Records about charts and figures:
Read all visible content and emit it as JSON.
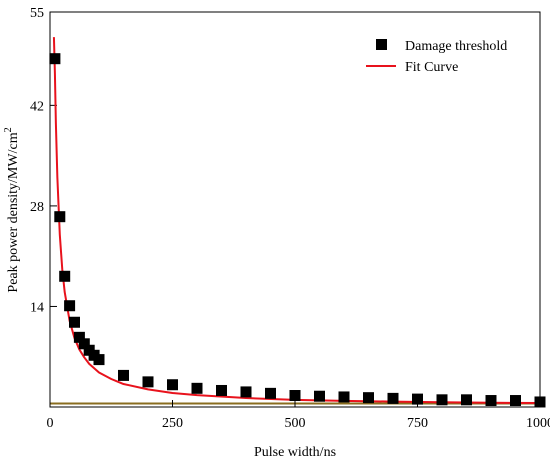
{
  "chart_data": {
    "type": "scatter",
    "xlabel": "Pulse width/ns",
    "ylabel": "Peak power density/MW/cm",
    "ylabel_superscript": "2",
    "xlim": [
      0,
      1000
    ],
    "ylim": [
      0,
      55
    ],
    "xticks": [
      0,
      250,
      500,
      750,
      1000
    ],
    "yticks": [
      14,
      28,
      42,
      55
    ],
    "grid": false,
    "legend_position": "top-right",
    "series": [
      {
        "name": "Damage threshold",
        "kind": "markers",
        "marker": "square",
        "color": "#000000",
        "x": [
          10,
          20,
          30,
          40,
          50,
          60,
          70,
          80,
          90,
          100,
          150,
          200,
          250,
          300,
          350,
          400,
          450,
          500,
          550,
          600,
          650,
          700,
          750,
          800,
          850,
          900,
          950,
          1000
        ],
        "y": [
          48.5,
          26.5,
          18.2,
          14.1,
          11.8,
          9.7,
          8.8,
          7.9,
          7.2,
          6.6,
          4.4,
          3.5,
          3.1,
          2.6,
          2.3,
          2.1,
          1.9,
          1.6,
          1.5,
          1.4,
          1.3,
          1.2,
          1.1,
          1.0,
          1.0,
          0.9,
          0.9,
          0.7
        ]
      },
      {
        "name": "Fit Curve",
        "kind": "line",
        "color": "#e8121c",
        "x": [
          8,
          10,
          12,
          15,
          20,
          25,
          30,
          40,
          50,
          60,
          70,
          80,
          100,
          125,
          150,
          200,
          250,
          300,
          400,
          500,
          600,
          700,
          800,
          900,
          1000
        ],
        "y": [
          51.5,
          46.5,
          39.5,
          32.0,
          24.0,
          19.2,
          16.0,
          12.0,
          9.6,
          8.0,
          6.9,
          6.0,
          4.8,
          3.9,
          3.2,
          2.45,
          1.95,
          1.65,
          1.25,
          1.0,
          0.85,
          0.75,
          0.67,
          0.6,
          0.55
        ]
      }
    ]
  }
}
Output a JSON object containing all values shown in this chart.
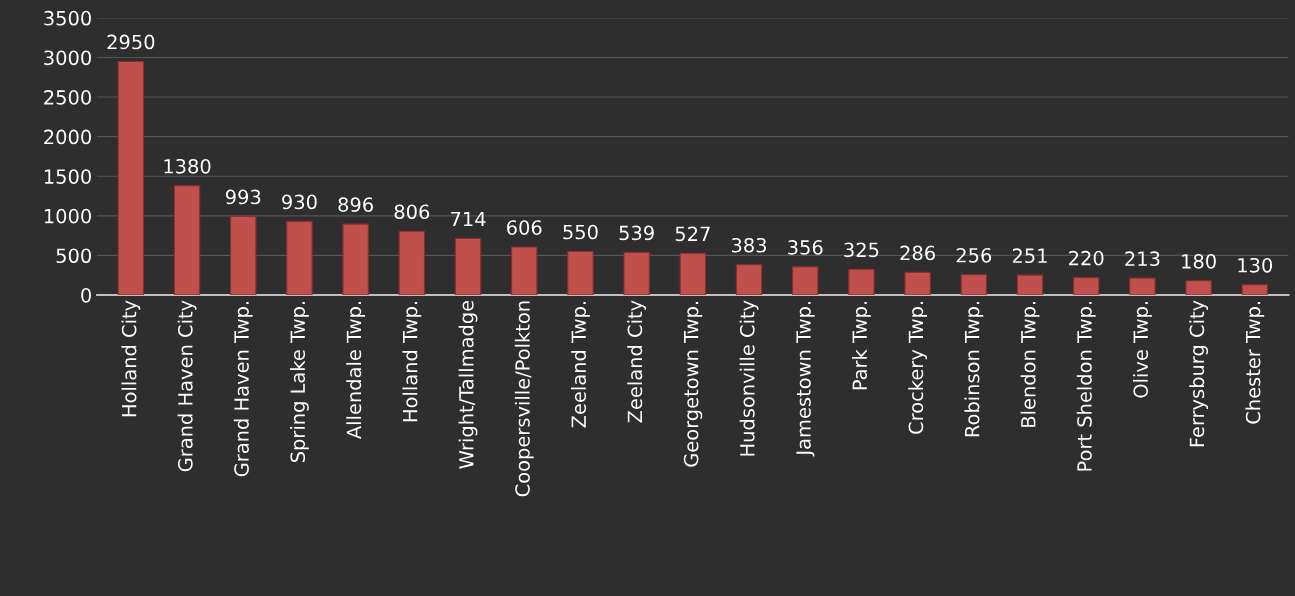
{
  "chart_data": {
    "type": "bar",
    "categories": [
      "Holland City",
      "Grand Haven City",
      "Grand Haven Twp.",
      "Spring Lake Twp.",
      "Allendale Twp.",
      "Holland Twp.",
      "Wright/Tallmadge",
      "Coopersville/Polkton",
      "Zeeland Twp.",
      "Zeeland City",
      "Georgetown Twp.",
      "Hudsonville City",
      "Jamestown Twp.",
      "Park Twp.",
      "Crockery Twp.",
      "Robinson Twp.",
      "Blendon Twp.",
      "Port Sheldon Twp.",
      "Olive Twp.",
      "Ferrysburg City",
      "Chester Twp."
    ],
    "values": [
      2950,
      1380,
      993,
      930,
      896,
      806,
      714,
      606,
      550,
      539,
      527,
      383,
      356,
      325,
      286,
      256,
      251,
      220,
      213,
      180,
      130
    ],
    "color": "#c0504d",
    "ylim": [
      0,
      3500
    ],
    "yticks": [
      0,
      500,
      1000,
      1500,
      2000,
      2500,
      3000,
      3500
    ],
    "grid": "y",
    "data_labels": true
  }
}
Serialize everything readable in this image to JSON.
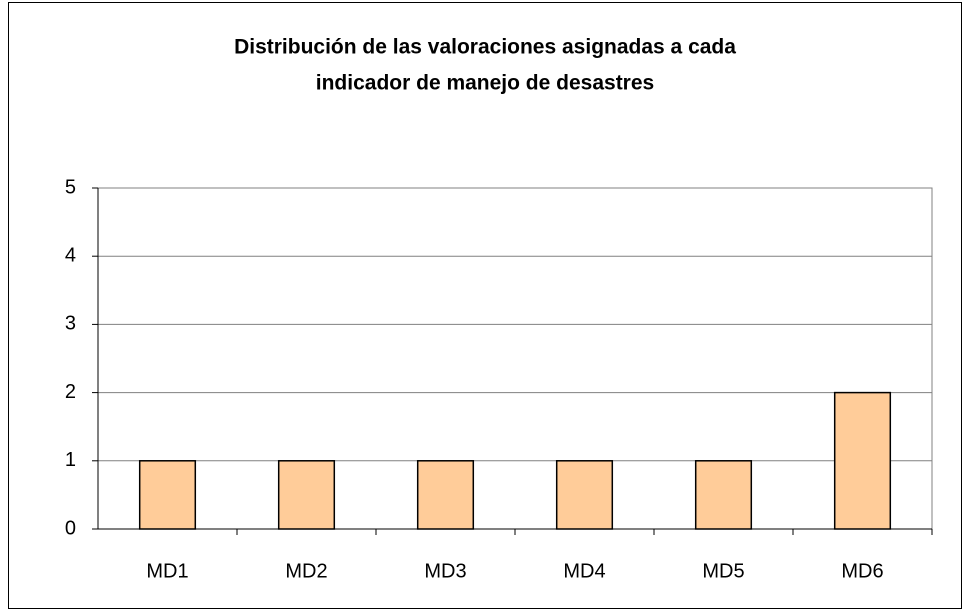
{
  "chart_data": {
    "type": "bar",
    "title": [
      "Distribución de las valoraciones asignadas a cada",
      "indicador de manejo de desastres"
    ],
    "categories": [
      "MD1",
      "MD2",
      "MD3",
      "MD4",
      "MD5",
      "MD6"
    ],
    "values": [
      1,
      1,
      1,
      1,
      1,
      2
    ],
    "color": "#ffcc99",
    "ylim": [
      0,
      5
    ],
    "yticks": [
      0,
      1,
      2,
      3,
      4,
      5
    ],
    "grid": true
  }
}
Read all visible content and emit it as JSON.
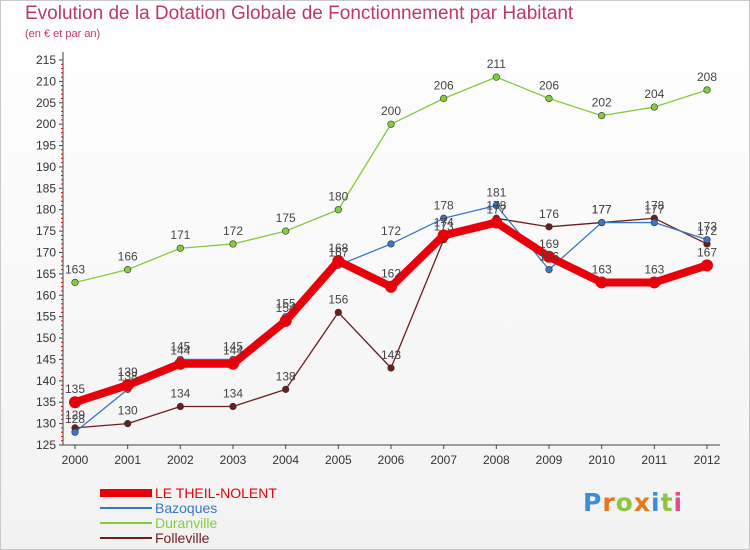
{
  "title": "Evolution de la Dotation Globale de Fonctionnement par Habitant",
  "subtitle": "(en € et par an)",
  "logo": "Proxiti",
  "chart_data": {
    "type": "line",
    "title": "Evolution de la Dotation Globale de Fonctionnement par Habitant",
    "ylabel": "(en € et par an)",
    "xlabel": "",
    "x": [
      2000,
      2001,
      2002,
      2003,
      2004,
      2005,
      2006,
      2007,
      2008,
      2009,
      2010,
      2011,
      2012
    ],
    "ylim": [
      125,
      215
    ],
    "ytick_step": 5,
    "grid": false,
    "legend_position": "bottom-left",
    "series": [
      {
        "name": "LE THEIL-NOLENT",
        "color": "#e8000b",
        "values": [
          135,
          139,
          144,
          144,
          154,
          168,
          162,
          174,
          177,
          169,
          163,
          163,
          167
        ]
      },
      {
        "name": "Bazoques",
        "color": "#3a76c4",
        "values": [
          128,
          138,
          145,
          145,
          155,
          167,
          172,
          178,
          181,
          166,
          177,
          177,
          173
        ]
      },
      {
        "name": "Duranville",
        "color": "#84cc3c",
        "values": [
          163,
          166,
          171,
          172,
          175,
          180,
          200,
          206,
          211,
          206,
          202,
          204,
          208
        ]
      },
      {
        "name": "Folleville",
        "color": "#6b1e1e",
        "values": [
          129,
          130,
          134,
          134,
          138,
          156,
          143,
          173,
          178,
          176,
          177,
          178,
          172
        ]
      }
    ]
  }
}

### Aim
Repeat all the data as it stands, dropping any images it holds.

### Worked answer
Read all visible content and emit it as JSON.
{
  "chart_data": {
    "type": "scatter",
    "xlabel": "Pulse width/ns",
    "ylabel": "Peak power density/MW/cm",
    "ylabel_superscript": "2",
    "xlim": [
      0,
      1000
    ],
    "ylim": [
      0,
      55
    ],
    "xticks": [
      0,
      250,
      500,
      750,
      1000
    ],
    "yticks": [
      14,
      28,
      42,
      55
    ],
    "grid": false,
    "legend_position": "top-right",
    "series": [
      {
        "name": "Damage threshold",
        "kind": "markers",
        "marker": "square",
        "color": "#000000",
        "x": [
          10,
          20,
          30,
          40,
          50,
          60,
          70,
          80,
          90,
          100,
          150,
          200,
          250,
          300,
          350,
          400,
          450,
          500,
          550,
          600,
          650,
          700,
          750,
          800,
          850,
          900,
          950,
          1000
        ],
        "y": [
          48.5,
          26.5,
          18.2,
          14.1,
          11.8,
          9.7,
          8.8,
          7.9,
          7.2,
          6.6,
          4.4,
          3.5,
          3.1,
          2.6,
          2.3,
          2.1,
          1.9,
          1.6,
          1.5,
          1.4,
          1.3,
          1.2,
          1.1,
          1.0,
          1.0,
          0.9,
          0.9,
          0.7
        ]
      },
      {
        "name": "Fit Curve",
        "kind": "line",
        "color": "#e8121c",
        "x": [
          8,
          10,
          12,
          15,
          20,
          25,
          30,
          40,
          50,
          60,
          70,
          80,
          100,
          125,
          150,
          200,
          250,
          300,
          400,
          500,
          600,
          700,
          800,
          900,
          1000
        ],
        "y": [
          51.5,
          46.5,
          39.5,
          32.0,
          24.0,
          19.2,
          16.0,
          12.0,
          9.6,
          8.0,
          6.9,
          6.0,
          4.8,
          3.9,
          3.2,
          2.45,
          1.95,
          1.65,
          1.25,
          1.0,
          0.85,
          0.75,
          0.67,
          0.6,
          0.55
        ]
      }
    ]
  }
}
Output a JSON object containing all values shown in this chart.
{
  "chart_data": {
    "type": "bar",
    "categories": [
      "Holland City",
      "Grand Haven City",
      "Grand Haven Twp.",
      "Spring Lake Twp.",
      "Allendale Twp.",
      "Holland Twp.",
      "Wright/Tallmadge",
      "Coopersville/Polkton",
      "Zeeland Twp.",
      "Zeeland City",
      "Georgetown Twp.",
      "Hudsonville City",
      "Jamestown Twp.",
      "Park Twp.",
      "Crockery Twp.",
      "Robinson Twp.",
      "Blendon Twp.",
      "Port Sheldon Twp.",
      "Olive Twp.",
      "Ferrysburg City",
      "Chester Twp."
    ],
    "values": [
      2950,
      1380,
      993,
      930,
      896,
      806,
      714,
      606,
      550,
      539,
      527,
      383,
      356,
      325,
      286,
      256,
      251,
      220,
      213,
      180,
      130
    ],
    "color": "#c0504d",
    "ylim": [
      0,
      3500
    ],
    "yticks": [
      0,
      500,
      1000,
      1500,
      2000,
      2500,
      3000,
      3500
    ],
    "grid": "y",
    "data_labels": true
  }
}
Serialize everything readable in this image to JSON.
{
  "chart_data": {
    "type": "bar",
    "title": [
      "Distribución de las valoraciones asignadas a cada",
      "indicador de manejo de desastres"
    ],
    "categories": [
      "MD1",
      "MD2",
      "MD3",
      "MD4",
      "MD5",
      "MD6"
    ],
    "values": [
      1,
      1,
      1,
      1,
      1,
      2
    ],
    "color": "#ffcc99",
    "ylim": [
      0,
      5
    ],
    "yticks": [
      0,
      1,
      2,
      3,
      4,
      5
    ],
    "grid": true
  }
}
Read all visible content and emit it as JSON.
{
  "title": "Evolution de la Dotation Globale de Fonctionnement par Habitant",
  "subtitle": "(en € et par an)",
  "logo": "Proxiti",
  "chart_data": {
    "type": "line",
    "title": "Evolution de la Dotation Globale de Fonctionnement par Habitant",
    "ylabel": "(en € et par an)",
    "xlabel": "",
    "x": [
      2000,
      2001,
      2002,
      2003,
      2004,
      2005,
      2006,
      2007,
      2008,
      2009,
      2010,
      2011,
      2012
    ],
    "ylim": [
      125,
      215
    ],
    "ytick_step": 5,
    "grid": false,
    "legend_position": "bottom-left",
    "series": [
      {
        "name": "LE THEIL-NOLENT",
        "color": "#e8000b",
        "values": [
          135,
          139,
          144,
          144,
          154,
          168,
          162,
          174,
          177,
          169,
          163,
          163,
          167
        ]
      },
      {
        "name": "Bazoques",
        "color": "#3a76c4",
        "values": [
          128,
          138,
          145,
          145,
          155,
          167,
          172,
          178,
          181,
          166,
          177,
          177,
          173
        ]
      },
      {
        "name": "Duranville",
        "color": "#84cc3c",
        "values": [
          163,
          166,
          171,
          172,
          175,
          180,
          200,
          206,
          211,
          206,
          202,
          204,
          208
        ]
      },
      {
        "name": "Folleville",
        "color": "#6b1e1e",
        "values": [
          129,
          130,
          134,
          134,
          138,
          156,
          143,
          173,
          178,
          176,
          177,
          178,
          172
        ]
      }
    ]
  }
}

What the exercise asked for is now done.